## Data to process
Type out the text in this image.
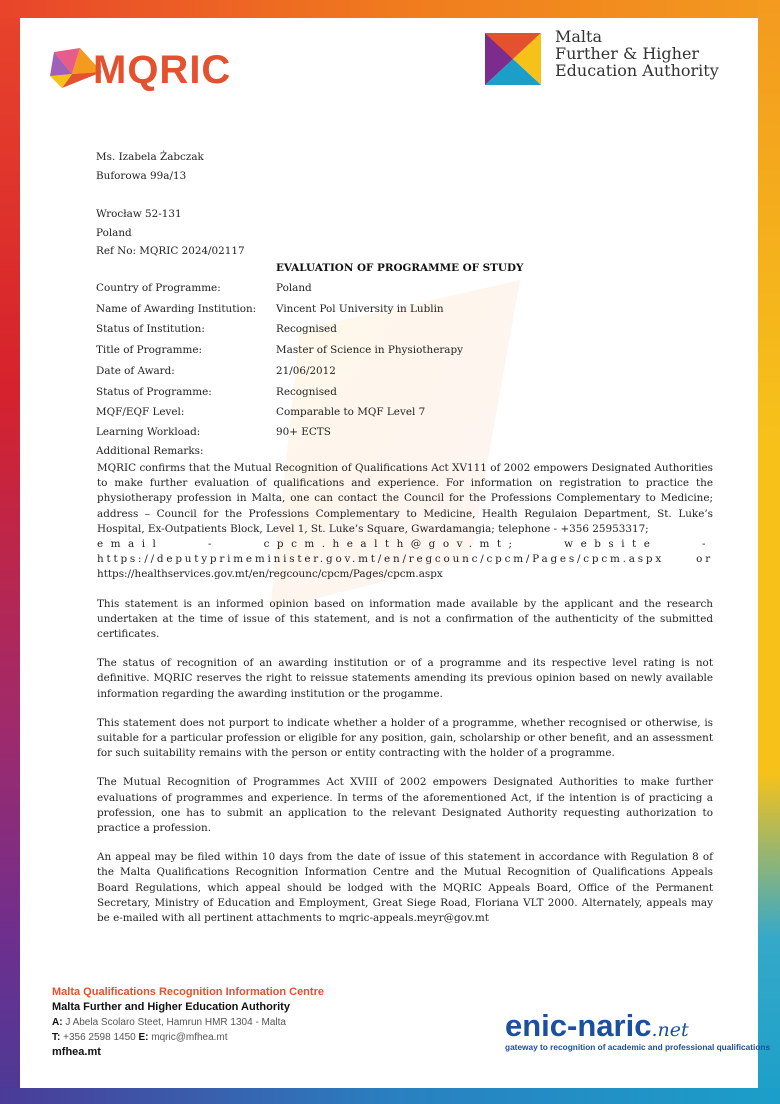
MQRIC
Malta
Further & Higher
Education Authority
Ms. Izabela Żabczak
Buforowa 99a/13
Wrocław 52-131
Poland
Ref No: MQRIC 2024/02117
EVALUATION OF PROGRAMME OF STUDY
Country of Programme:	Poland
Name of Awarding Institution: Vincent Pol University in Lublin
Status of Institution:	Recognised
Title of Programme:	Master of Science in Physiotherapy
Date of Award:	21/06/2012
Status of Programme:	Recognised
MQF/EQF Level:	Comparable to MQF Level 7
Learning Workload:	90+ ECTS
Additional Remarks:

MQRIC confirms that the Mutual Recognition of Qualifications Act XV111 of 2002 empowers Designated Authorities to make further evaluation of qualifications and experience. For information on registration to practice the physiotherapy profession in Malta, one can contact the Council for the Professions Complementary to Medicine; address – Council for the Professions Complementary to Medicine, Health Regulaion Department, St. Luke’s Hospital, Ex-Outpatients Block, Level 1, St. Luke’s Square, Gwardamangia; telephone - +356 25953317;
email - cpcm.health@gov.mt; website -
https://deputyprimeminister.gov.mt/en/regcounc/cpcm/Pages/cpcm.aspx or
https://healthservices.gov.mt/en/regcounc/cpcm/Pages/cpcm.aspx

This statement is an informed opinion based on information made available by the applicant and the research undertaken at the time of issue of this statement, and is not a confirmation of the authenticity of the submitted certificates.

The status of recognition of an awarding institution or of a programme and its respective level rating is not definitive. MQRIC reserves the right to reissue statements amending its previous opinion based on newly available information regarding the awarding institution or the progamme.

This statement does not purport to indicate whether a holder of a programme, whether recognised or otherwise, is suitable for a particular profession or eligible for any position, gain, scholarship or other benefit, and an assessment for such suitability remains with the person or entity contracting with the holder of a programme.

The Mutual Recognition of Programmes Act XVIII of 2002 empowers Designated Authorities to make further evaluations of programmes and experience. In terms of the aforementioned Act, if the intention is of practicing a profession, one has to submit an application to the relevant Designated Authority requesting authorization to practice a profession.

An appeal may be filed within 10 days from the date of issue of this statement in accordance with Regulation 8 of the Malta Qualifications Recognition Information Centre and the Mutual Recognition of Qualifications Appeals Board Regulations, which appeal should be lodged with the MQRIC Appeals Board, Office of the Permanent Secretary, Ministry of Education and Employment, Great Siege Road, Floriana VLT 2000. Alternately, appeals may be e-mailed with all pertinent attachments to mqric-appeals.meyr@gov.mt

Malta Qualifications Recognition Information Centre
Malta Further and Higher Education Authority
A: J Abela Scolaro Steet, Hamrun HMR 1304 - Malta
T: +356 2598 1450 E: mqric@mfhea.mt
mfhea.mt
enic-naric.net
gateway to recognition of academic and professional qualifications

## What is expected
Across the records above, count the lines holding "Authority" and write down only that count.

## Answer to the exercise
3